── RECORDS FOR THIS EXERCISE ──
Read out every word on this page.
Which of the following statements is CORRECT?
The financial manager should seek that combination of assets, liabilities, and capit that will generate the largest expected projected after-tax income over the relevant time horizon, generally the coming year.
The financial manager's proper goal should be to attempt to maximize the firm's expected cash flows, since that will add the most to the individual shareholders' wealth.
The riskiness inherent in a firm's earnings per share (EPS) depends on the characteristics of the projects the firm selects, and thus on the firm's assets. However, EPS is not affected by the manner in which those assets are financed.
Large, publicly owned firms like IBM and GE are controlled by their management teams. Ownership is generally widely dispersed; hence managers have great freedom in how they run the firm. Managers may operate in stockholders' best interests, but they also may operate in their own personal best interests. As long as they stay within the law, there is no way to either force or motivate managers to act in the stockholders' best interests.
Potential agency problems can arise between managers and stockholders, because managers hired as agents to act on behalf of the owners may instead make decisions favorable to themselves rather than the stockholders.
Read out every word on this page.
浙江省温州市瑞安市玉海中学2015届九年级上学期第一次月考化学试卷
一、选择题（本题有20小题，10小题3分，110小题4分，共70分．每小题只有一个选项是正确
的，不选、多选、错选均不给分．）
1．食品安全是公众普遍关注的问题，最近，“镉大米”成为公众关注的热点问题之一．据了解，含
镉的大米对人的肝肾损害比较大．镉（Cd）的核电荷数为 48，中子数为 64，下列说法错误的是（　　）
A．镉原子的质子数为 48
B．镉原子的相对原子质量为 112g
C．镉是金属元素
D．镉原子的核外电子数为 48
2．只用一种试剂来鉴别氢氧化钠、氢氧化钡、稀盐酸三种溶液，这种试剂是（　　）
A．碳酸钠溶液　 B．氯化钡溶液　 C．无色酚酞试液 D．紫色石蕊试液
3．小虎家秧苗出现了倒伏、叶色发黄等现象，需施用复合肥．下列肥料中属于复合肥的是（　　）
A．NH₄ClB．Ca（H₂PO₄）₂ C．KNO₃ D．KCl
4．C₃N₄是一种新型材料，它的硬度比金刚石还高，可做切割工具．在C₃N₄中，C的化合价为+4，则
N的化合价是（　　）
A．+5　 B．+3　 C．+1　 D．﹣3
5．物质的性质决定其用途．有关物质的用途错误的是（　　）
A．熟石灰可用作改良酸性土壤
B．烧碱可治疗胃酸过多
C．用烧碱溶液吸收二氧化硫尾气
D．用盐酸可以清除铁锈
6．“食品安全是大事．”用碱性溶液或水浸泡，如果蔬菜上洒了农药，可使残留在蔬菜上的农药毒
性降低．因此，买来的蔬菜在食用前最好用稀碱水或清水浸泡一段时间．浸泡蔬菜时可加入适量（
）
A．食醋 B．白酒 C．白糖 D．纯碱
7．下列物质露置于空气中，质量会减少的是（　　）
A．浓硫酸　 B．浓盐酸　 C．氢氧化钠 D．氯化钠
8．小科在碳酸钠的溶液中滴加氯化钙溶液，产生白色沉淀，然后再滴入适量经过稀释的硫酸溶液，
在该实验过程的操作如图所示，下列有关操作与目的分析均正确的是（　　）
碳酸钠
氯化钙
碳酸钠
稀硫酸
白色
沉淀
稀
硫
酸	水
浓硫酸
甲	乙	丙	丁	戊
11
───
◆ **PROBLEM**
Repeat every line of the data, exactly and in full.

◆ **TASK SOLUTION**
Read out every word on this page.
Which of the following statements is CORRECT?
The financial manager should seek that combination of assets, liabilities, and capit that will generate the largest expected projected after-tax income over the relevant time horizon, generally the coming year.
The financial manager's proper goal should be to attempt to maximize the firm's expected cash flows, since that will add the most to the individual shareholders' wealth.
The riskiness inherent in a firm's earnings per share (EPS) depends on the characteristics of the projects the firm selects, and thus on the firm's assets. However, EPS is not affected by the manner in which those assets are financed.
Large, publicly owned firms like IBM and GE are controlled by their management teams. Ownership is generally widely dispersed; hence managers have great freedom in how they run the firm. Managers may operate in stockholders' best interests, but they also may operate in their own personal best interests. As long as they stay within the law, there is no way to either force or motivate managers to act in the stockholders' best interests.
Potential agency problems can arise between managers and stockholders, because managers hired as agents to act on behalf of the owners may instead make decisions favorable to themselves rather than the stockholders.
Read out every word on this page.
浙江省温州市瑞安市玉海中学2015届九年级上学期第一次月考化学试卷
一、选择题（本题有20小题，10小题3分，110小题4分，共70分．每小题只有一个选项是正确
的，不选、多选、错选均不给分．）
1．食品安全是公众普遍关注的问题，最近，“镉大米”成为公众关注的热点问题之一．据了解，含
镉的大米对人的肝肾损害比较大．镉（Cd）的核电荷数为 48，中子数为 64，下列说法错误的是（　　）
A．镉原子的质子数为 48
B．镉原子的相对原子质量为 112g
C．镉是金属元素
D．镉原子的核外电子数为 48
2．只用一种试剂来鉴别氢氧化钠、氢氧化钡、稀盐酸三种溶液，这种试剂是（　　）
A．碳酸钠溶液　 B．氯化钡溶液　 C．无色酚酞试液 D．紫色石蕊试液
3．小虎家秧苗出现了倒伏、叶色发黄等现象，需施用复合肥．下列肥料中属于复合肥的是（　　）
A．NH₄ClB．Ca（H₂PO₄）₂ C．KNO₃ D．KCl
4．C₃N₄是一种新型材料，它的硬度比金刚石还高，可做切割工具．在C₃N₄中，C的化合价为+4，则
N的化合价是（　　）
A．+5　 B．+3　 C．+1　 D．﹣3
5．物质的性质决定其用途．有关物质的用途错误的是（　　）
A．熟石灰可用作改良酸性土壤
B．烧碱可治疗胃酸过多
C．用烧碱溶液吸收二氧化硫尾气
D．用盐酸可以清除铁锈
6．“食品安全是大事．”用碱性溶液或水浸泡，如果蔬菜上洒了农药，可使残留在蔬菜上的农药毒
性降低．因此，买来的蔬菜在食用前最好用稀碱水或清水浸泡一段时间．浸泡蔬菜时可加入适量（
）
A．食醋 B．白酒 C．白糖 D．纯碱
7．下列物质露置于空气中，质量会减少的是（　　）
A．浓硫酸　 B．浓盐酸　 C．氢氧化钠 D．氯化钠
8．小科在碳酸钠的溶液中滴加氯化钙溶液，产生白色沉淀，然后再滴入适量经过稀释的硫酸溶液，
在该实验过程的操作如图所示，下列有关操作与目的分析均正确的是（　　）
碳酸钠
氯化钙
碳酸钠
稀硫酸
白色
沉淀
稀
硫
酸	水
浓硫酸
甲	乙	丙	丁	戊
11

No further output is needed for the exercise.